■ WRITTEN PROBLEM: Count how many lines mention the word "name". Write that number alone.

■ RECORDS TO USE:
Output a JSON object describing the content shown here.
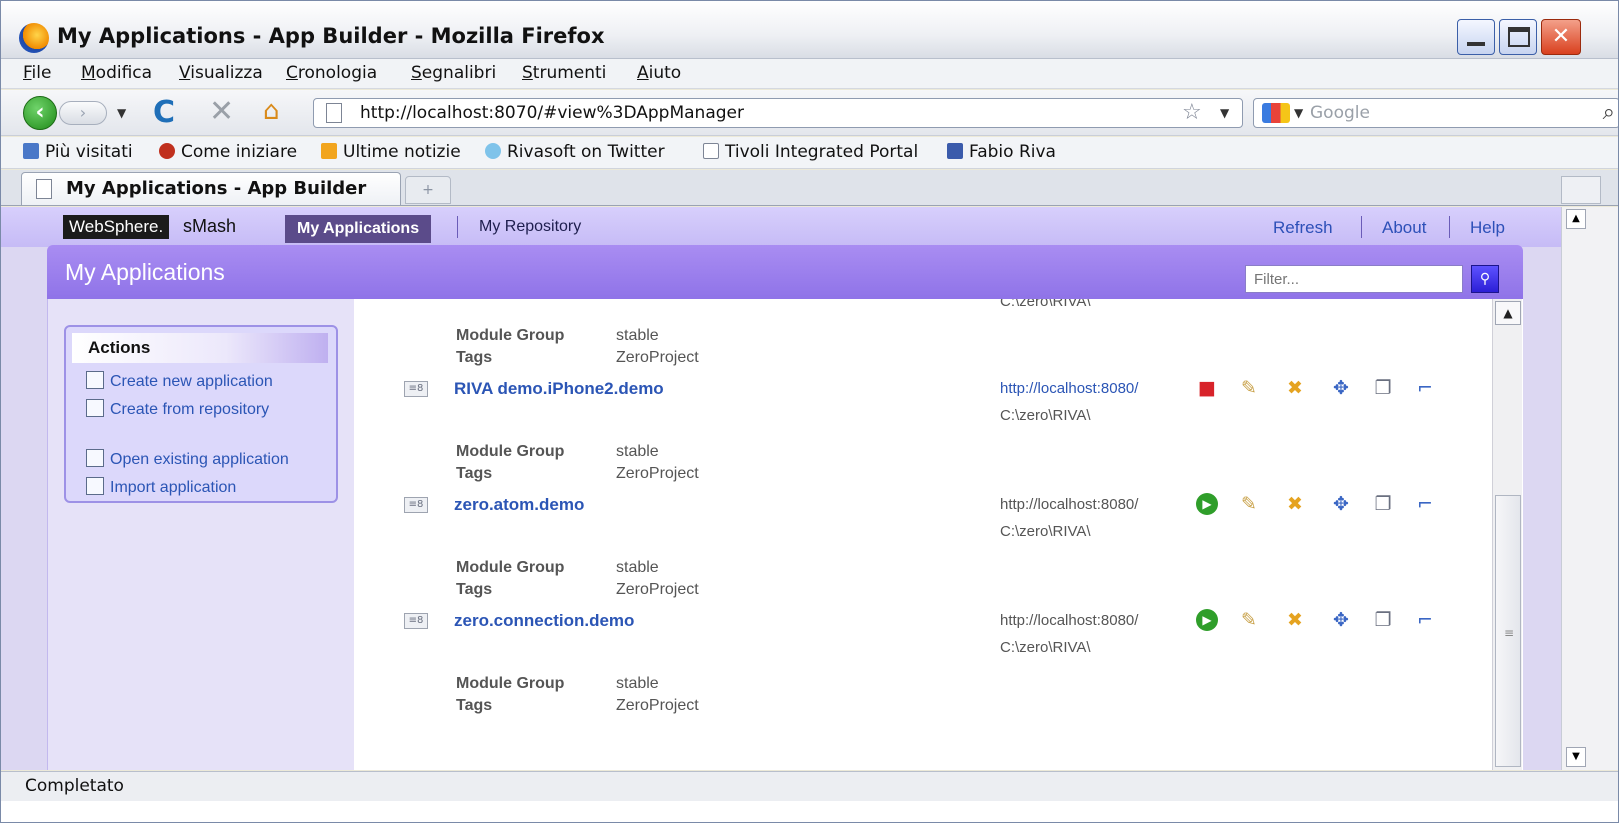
{
  "window": {
    "title": "My Applications - App Builder - Mozilla Firefox"
  },
  "menu": [
    "File",
    "Modifica",
    "Visualizza",
    "Cronologia",
    "Segnalibri",
    "Strumenti",
    "Aiuto"
  ],
  "navbar": {
    "url": "http://localhost:8070/#view%3DAppManager",
    "search_placeholder": "Google"
  },
  "bookmarks": [
    {
      "label": "Più visitati",
      "icon": "most-visited-icon"
    },
    {
      "label": "Come iniziare",
      "icon": "firefox-icon"
    },
    {
      "label": "Ultime notizie",
      "icon": "rss-icon"
    },
    {
      "label": "Rivasoft on Twitter",
      "icon": "twitter-icon"
    },
    {
      "label": "Tivoli Integrated Portal",
      "icon": "page-icon"
    },
    {
      "label": "Fabio Riva",
      "icon": "facebook-icon"
    }
  ],
  "tab": {
    "label": "My Applications - App Builder",
    "newtab": "+"
  },
  "app": {
    "logo": "WebSphere.",
    "product": "sMash",
    "nav_active": "My Applications",
    "nav_other": "My Repository",
    "links": [
      "Refresh",
      "About",
      "Help"
    ],
    "banner_title": "My Applications",
    "filter_placeholder": "Filter..."
  },
  "actions": {
    "title": "Actions",
    "items": [
      "Create new application",
      "Create from repository",
      "Open existing application",
      "Import application"
    ]
  },
  "list": {
    "partial_path": "C:\\zero\\RIVA\\",
    "label_module_group": "Module Group",
    "label_tags": "Tags",
    "top_module_group": "stable",
    "top_tags": "ZeroProject",
    "apps": [
      {
        "name": "RIVA demo.iPhone2.demo",
        "url": "http://localhost:8080/",
        "path": "C:\\zero\\RIVA\\",
        "module_group": "stable",
        "tags": "ZeroProject",
        "status": "running"
      },
      {
        "name": "zero.atom.demo",
        "url": "http://localhost:8080/",
        "path": "C:\\zero\\RIVA\\",
        "module_group": "stable",
        "tags": "ZeroProject",
        "status": "stopped"
      },
      {
        "name": "zero.connection.demo",
        "url": "http://localhost:8080/",
        "path": "C:\\zero\\RIVA\\",
        "module_group": "stable",
        "tags": "ZeroProject",
        "status": "stopped"
      }
    ]
  },
  "status": "Completato"
}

■ SOLUTION FOR THIS TASK: 3